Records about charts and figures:

▼

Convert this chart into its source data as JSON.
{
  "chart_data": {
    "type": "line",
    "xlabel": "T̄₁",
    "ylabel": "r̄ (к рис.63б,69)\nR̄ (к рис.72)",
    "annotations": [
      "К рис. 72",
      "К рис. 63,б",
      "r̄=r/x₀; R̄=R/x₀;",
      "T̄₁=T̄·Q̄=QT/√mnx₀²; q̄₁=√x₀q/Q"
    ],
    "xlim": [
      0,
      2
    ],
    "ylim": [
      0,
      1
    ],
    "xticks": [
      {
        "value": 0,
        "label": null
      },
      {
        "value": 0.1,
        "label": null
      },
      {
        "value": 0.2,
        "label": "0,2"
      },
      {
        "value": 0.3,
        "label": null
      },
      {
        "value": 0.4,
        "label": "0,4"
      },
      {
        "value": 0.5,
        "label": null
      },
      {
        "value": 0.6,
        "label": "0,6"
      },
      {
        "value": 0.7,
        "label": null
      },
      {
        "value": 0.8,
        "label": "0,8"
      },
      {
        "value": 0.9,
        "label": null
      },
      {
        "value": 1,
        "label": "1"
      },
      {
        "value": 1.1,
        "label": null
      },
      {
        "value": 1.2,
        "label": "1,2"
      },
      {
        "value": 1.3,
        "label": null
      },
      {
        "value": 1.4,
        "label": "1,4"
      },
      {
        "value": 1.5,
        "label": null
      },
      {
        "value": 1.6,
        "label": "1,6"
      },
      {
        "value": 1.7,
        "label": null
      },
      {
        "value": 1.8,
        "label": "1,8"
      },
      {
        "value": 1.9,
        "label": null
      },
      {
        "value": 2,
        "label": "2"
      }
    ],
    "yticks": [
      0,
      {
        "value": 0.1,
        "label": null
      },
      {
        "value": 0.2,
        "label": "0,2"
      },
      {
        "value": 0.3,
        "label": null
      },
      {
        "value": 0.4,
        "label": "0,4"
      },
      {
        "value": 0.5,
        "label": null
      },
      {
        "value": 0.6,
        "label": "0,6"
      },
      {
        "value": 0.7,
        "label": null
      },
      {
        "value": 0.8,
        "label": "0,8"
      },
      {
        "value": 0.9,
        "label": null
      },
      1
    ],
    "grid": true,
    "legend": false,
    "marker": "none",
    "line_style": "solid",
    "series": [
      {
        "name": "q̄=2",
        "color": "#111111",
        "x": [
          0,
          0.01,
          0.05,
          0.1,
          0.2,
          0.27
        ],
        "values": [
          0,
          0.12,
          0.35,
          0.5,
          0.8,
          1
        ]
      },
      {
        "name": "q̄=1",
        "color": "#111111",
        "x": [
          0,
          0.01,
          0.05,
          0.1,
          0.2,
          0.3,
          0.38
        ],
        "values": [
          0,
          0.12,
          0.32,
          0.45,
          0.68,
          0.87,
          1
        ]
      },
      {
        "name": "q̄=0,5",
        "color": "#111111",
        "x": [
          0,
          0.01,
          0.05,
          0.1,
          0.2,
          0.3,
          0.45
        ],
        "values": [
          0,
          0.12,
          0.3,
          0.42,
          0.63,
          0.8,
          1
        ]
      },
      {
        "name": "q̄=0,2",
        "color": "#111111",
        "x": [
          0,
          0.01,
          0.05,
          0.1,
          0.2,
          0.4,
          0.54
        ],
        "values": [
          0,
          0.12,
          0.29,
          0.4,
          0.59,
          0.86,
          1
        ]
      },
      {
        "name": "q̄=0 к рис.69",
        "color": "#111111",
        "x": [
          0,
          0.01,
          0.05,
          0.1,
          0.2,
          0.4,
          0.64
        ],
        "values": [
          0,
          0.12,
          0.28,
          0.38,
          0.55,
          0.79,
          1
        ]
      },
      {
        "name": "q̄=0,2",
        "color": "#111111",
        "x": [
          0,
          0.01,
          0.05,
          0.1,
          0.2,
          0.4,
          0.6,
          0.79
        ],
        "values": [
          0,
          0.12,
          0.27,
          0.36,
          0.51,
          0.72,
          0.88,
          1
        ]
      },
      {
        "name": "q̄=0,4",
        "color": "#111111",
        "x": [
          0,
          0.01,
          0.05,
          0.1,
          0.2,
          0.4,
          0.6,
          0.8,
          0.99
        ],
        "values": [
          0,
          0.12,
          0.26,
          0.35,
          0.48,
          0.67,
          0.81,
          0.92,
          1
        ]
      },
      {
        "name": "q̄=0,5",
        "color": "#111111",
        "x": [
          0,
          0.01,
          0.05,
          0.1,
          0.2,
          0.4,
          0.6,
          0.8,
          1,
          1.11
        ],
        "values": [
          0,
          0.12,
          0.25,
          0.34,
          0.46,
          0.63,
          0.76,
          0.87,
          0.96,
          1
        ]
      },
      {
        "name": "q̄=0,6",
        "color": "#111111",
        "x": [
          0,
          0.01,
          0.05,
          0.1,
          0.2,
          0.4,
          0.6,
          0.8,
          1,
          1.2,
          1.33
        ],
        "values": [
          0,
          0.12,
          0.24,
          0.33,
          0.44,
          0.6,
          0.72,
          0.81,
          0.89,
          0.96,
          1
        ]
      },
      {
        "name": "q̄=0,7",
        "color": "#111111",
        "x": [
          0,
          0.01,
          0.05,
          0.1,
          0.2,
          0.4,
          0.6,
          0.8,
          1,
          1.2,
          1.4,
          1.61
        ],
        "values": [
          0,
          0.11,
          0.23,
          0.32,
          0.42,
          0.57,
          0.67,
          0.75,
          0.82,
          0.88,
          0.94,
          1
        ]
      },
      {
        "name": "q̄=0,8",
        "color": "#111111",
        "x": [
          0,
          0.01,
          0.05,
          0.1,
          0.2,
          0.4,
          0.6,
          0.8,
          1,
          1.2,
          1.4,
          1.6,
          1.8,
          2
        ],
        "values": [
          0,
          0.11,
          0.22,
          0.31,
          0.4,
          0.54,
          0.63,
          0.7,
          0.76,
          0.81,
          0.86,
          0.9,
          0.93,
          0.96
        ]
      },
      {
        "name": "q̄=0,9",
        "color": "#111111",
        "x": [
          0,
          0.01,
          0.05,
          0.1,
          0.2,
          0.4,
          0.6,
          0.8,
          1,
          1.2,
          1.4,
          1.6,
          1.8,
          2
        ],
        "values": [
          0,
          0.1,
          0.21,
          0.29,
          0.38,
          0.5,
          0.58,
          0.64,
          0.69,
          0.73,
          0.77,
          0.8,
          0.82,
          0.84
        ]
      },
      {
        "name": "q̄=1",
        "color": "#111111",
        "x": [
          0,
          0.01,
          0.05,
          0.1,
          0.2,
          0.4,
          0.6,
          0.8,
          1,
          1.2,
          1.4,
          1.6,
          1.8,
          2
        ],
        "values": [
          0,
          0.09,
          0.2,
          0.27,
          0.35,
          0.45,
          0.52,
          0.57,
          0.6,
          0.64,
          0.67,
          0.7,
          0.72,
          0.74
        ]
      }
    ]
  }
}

▲

DIRECTION: Give every line of the material again, exactly as it reads.

COMPLETE RESPONSE:
Convert this chart into its source data as JSON.
{
  "chart_data": {
    "type": "line",
    "xlabel": "T̄₁",
    "ylabel": "r̄ (к рис.63б,69)\nR̄ (к рис.72)",
    "annotations": [
      "К рис. 72",
      "К рис. 63,б",
      "r̄=r/x₀; R̄=R/x₀;",
      "T̄₁=T̄·Q̄=QT/√mnx₀²; q̄₁=√x₀q/Q"
    ],
    "xlim": [
      0,
      2
    ],
    "ylim": [
      0,
      1
    ],
    "xticks": [
      {
        "value": 0,
        "label": null
      },
      {
        "value": 0.1,
        "label": null
      },
      {
        "value": 0.2,
        "label": "0,2"
      },
      {
        "value": 0.3,
        "label": null
      },
      {
        "value": 0.4,
        "label": "0,4"
      },
      {
        "value": 0.5,
        "label": null
      },
      {
        "value": 0.6,
        "label": "0,6"
      },
      {
        "value": 0.7,
        "label": null
      },
      {
        "value": 0.8,
        "label": "0,8"
      },
      {
        "value": 0.9,
        "label": null
      },
      {
        "value": 1,
        "label": "1"
      },
      {
        "value": 1.1,
        "label": null
      },
      {
        "value": 1.2,
        "label": "1,2"
      },
      {
        "value": 1.3,
        "label": null
      },
      {
        "value": 1.4,
        "label": "1,4"
      },
      {
        "value": 1.5,
        "label": null
      },
      {
        "value": 1.6,
        "label": "1,6"
      },
      {
        "value": 1.7,
        "label": null
      },
      {
        "value": 1.8,
        "label": "1,8"
      },
      {
        "value": 1.9,
        "label": null
      },
      {
        "value": 2,
        "label": "2"
      }
    ],
    "yticks": [
      0,
      {
        "value": 0.1,
        "label": null
      },
      {
        "value": 0.2,
        "label": "0,2"
      },
      {
        "value": 0.3,
        "label": null
      },
      {
        "value": 0.4,
        "label": "0,4"
      },
      {
        "value": 0.5,
        "label": null
      },
      {
        "value": 0.6,
        "label": "0,6"
      },
      {
        "value": 0.7,
        "label": null
      },
      {
        "value": 0.8,
        "label": "0,8"
      },
      {
        "value": 0.9,
        "label": null
      },
      1
    ],
    "grid": true,
    "legend": false,
    "marker": "none",
    "line_style": "solid",
    "series": [
      {
        "name": "q̄=2",
        "color": "#111111",
        "x": [
          0,
          0.01,
          0.05,
          0.1,
          0.2,
          0.27
        ],
        "values": [
          0,
          0.12,
          0.35,
          0.5,
          0.8,
          1
        ]
      },
      {
        "name": "q̄=1",
        "color": "#111111",
        "x": [
          0,
          0.01,
          0.05,
          0.1,
          0.2,
          0.3,
          0.38
        ],
        "values": [
          0,
          0.12,
          0.32,
          0.45,
          0.68,
          0.87,
          1
        ]
      },
      {
        "name": "q̄=0,5",
        "color": "#111111",
        "x": [
          0,
          0.01,
          0.05,
          0.1,
          0.2,
          0.3,
          0.45
        ],
        "values": [
          0,
          0.12,
          0.3,
          0.42,
          0.63,
          0.8,
          1
        ]
      },
      {
        "name": "q̄=0,2",
        "color": "#111111",
        "x": [
          0,
          0.01,
          0.05,
          0.1,
          0.2,
          0.4,
          0.54
        ],
        "values": [
          0,
          0.12,
          0.29,
          0.4,
          0.59,
          0.86,
          1
        ]
      },
      {
        "name": "q̄=0 к рис.69",
        "color": "#111111",
        "x": [
          0,
          0.01,
          0.05,
          0.1,
          0.2,
          0.4,
          0.64
        ],
        "values": [
          0,
          0.12,
          0.28,
          0.38,
          0.55,
          0.79,
          1
        ]
      },
      {
        "name": "q̄=0,2",
        "color": "#111111",
        "x": [
          0,
          0.01,
          0.05,
          0.1,
          0.2,
          0.4,
          0.6,
          0.79
        ],
        "values": [
          0,
          0.12,
          0.27,
          0.36,
          0.51,
          0.72,
          0.88,
          1
        ]
      },
      {
        "name": "q̄=0,4",
        "color": "#111111",
        "x": [
          0,
          0.01,
          0.05,
          0.1,
          0.2,
          0.4,
          0.6,
          0.8,
          0.99
        ],
        "values": [
          0,
          0.12,
          0.26,
          0.35,
          0.48,
          0.67,
          0.81,
          0.92,
          1
        ]
      },
      {
        "name": "q̄=0,5",
        "color": "#111111",
        "x": [
          0,
          0.01,
          0.05,
          0.1,
          0.2,
          0.4,
          0.6,
          0.8,
          1,
          1.11
        ],
        "values": [
          0,
          0.12,
          0.25,
          0.34,
          0.46,
          0.63,
          0.76,
          0.87,
          0.96,
          1
        ]
      },
      {
        "name": "q̄=0,6",
        "color": "#111111",
        "x": [
          0,
          0.01,
          0.05,
          0.1,
          0.2,
          0.4,
          0.6,
          0.8,
          1,
          1.2,
          1.33
        ],
        "values": [
          0,
          0.12,
          0.24,
          0.33,
          0.44,
          0.6,
          0.72,
          0.81,
          0.89,
          0.96,
          1
        ]
      },
      {
        "name": "q̄=0,7",
        "color": "#111111",
        "x": [
          0,
          0.01,
          0.05,
          0.1,
          0.2,
          0.4,
          0.6,
          0.8,
          1,
          1.2,
          1.4,
          1.61
        ],
        "values": [
          0,
          0.11,
          0.23,
          0.32,
          0.42,
          0.57,
          0.67,
          0.75,
          0.82,
          0.88,
          0.94,
          1
        ]
      },
      {
        "name": "q̄=0,8",
        "color": "#111111",
        "x": [
          0,
          0.01,
          0.05,
          0.1,
          0.2,
          0.4,
          0.6,
          0.8,
          1,
          1.2,
          1.4,
          1.6,
          1.8,
          2
        ],
        "values": [
          0,
          0.11,
          0.22,
          0.31,
          0.4,
          0.54,
          0.63,
          0.7,
          0.76,
          0.81,
          0.86,
          0.9,
          0.93,
          0.96
        ]
      },
      {
        "name": "q̄=0,9",
        "color": "#111111",
        "x": [
          0,
          0.01,
          0.05,
          0.1,
          0.2,
          0.4,
          0.6,
          0.8,
          1,
          1.2,
          1.4,
          1.6,
          1.8,
          2
        ],
        "values": [
          0,
          0.1,
          0.21,
          0.29,
          0.38,
          0.5,
          0.58,
          0.64,
          0.69,
          0.73,
          0.77,
          0.8,
          0.82,
          0.84
        ]
      },
      {
        "name": "q̄=1",
        "color": "#111111",
        "x": [
          0,
          0.01,
          0.05,
          0.1,
          0.2,
          0.4,
          0.6,
          0.8,
          1,
          1.2,
          1.4,
          1.6,
          1.8,
          2
        ],
        "values": [
          0,
          0.09,
          0.2,
          0.27,
          0.35,
          0.45,
          0.52,
          0.57,
          0.6,
          0.64,
          0.67,
          0.7,
          0.72,
          0.74
        ]
      }
    ]
  }
}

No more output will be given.